◆ EXERCISE PROMPT ◆
Pull each line holding "значения" out of the entries below.

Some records
▼
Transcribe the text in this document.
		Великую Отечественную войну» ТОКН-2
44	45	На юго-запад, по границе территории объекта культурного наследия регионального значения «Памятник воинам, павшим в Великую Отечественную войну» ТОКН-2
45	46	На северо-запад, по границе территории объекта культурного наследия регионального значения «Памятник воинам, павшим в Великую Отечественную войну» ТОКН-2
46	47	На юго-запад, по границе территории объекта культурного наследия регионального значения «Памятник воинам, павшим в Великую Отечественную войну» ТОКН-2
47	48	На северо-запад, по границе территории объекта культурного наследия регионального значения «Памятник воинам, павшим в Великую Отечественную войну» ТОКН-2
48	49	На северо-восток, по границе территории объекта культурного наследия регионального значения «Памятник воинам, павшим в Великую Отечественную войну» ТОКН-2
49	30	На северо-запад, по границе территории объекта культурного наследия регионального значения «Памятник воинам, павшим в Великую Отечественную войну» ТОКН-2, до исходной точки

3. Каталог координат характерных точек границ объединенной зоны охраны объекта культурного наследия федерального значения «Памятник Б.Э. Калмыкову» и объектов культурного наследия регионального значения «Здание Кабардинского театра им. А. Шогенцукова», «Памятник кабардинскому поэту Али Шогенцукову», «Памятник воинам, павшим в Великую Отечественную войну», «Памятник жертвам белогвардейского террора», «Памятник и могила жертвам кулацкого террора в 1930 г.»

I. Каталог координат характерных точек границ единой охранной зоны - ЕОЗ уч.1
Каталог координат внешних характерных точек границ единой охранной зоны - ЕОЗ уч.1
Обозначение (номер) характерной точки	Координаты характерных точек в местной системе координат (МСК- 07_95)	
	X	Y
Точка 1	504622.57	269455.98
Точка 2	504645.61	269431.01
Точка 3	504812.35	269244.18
▲
◆ ANSWER IN FULL ◆
44	45	На юго-запад, по границе территории объекта культурного наследия регионального значения «Памятник воинам, павшим в Великую Отечественную войну» ТОКН-2
45	46	На северо-запад, по границе территории объекта культурного наследия регионального значения «Памятник воинам, павшим в Великую Отечественную войну» ТОКН-2
46	47	На юго-запад, по границе территории объекта культурного наследия регионального значения «Памятник воинам, павшим в Великую Отечественную войну» ТОКН-2
47	48	На северо-запад, по границе территории объекта культурного наследия регионального значения «Памятник воинам, павшим в Великую Отечественную войну» ТОКН-2
48	49	На северо-восток, по границе территории объекта культурного наследия регионального значения «Памятник воинам, павшим в Великую Отечественную войну» ТОКН-2
49	30	На северо-запад, по границе территории объекта культурного наследия регионального значения «Памятник воинам, павшим в Великую Отечественную войну» ТОКН-2, до исходной точки
3. Каталог координат характерных точек границ объединенной зоны охраны объекта культурного наследия федерального значения «Памятник Б.Э. Калмыкову» и объектов культурного наследия регионального значения «Здание Кабардинского театра им. А. Шогенцукова», «Памятник кабардинскому поэту Али Шогенцукову», «Памятник воинам, павшим в Великую Отечественную войну», «Памятник жертвам белогвардейского террора», «Памятник и могила жертвам кулацкого террора в 1930 г.»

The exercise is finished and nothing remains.